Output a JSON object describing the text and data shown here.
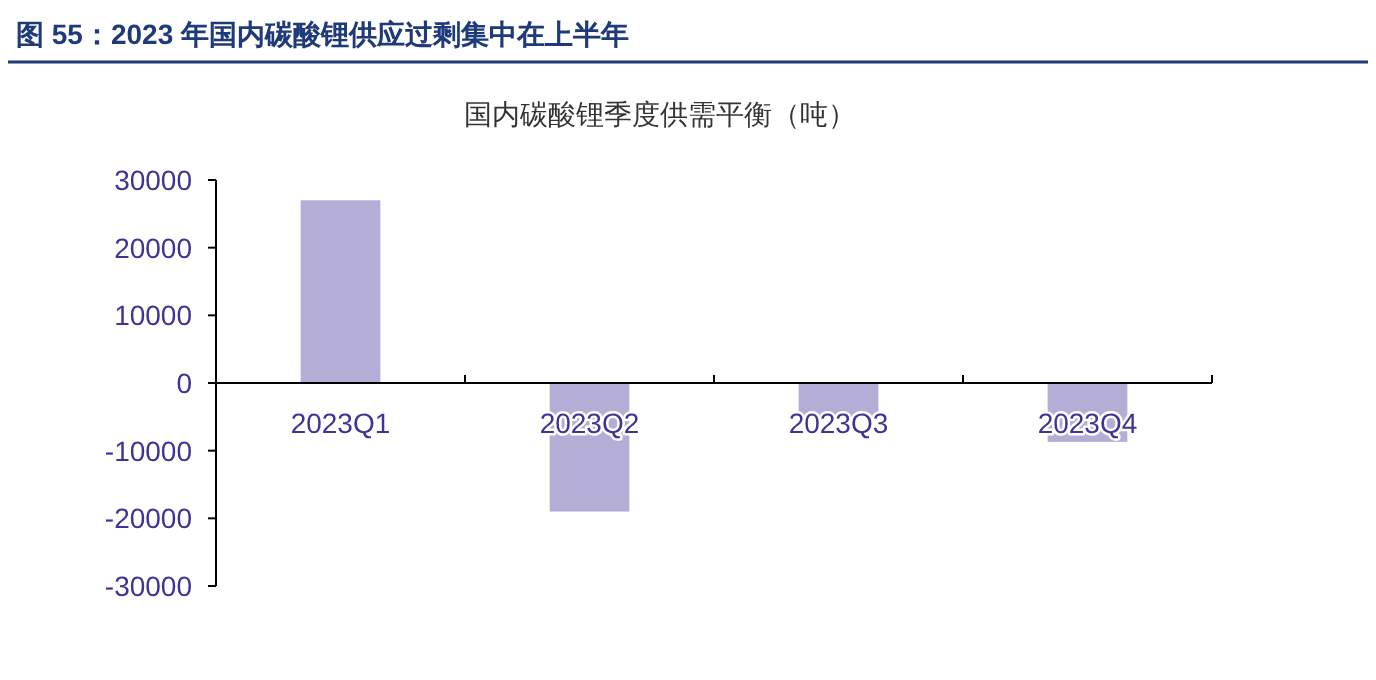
{
  "chart_data": {
    "type": "bar",
    "title": "图 55：2023 年国内碳酸锂供应过剩集中在上半年",
    "subtitle": "国内碳酸锂季度供需平衡（吨）",
    "categories": [
      "2023Q1",
      "2023Q2",
      "2023Q3",
      "2023Q4"
    ],
    "values": [
      27000,
      -19000,
      -5000,
      -8700
    ],
    "color": "#b4aed6",
    "ylim": [
      -30000,
      30000
    ],
    "yticks": [
      -30000,
      -20000,
      -10000,
      0,
      10000,
      20000,
      30000
    ],
    "grid": false
  }
}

**Description of the task:** Output the records above exactly; leave out the pictures.

**Task response:**
Output a JSON object describing the text and data shown here.
{
  "chart_data": {
    "type": "bar",
    "title": "图 55：2023 年国内碳酸锂供应过剩集中在上半年",
    "subtitle": "国内碳酸锂季度供需平衡（吨）",
    "categories": [
      "2023Q1",
      "2023Q2",
      "2023Q3",
      "2023Q4"
    ],
    "values": [
      27000,
      -19000,
      -5000,
      -8700
    ],
    "color": "#b4aed6",
    "ylim": [
      -30000,
      30000
    ],
    "yticks": [
      -30000,
      -20000,
      -10000,
      0,
      10000,
      20000,
      30000
    ],
    "grid": false
  }
}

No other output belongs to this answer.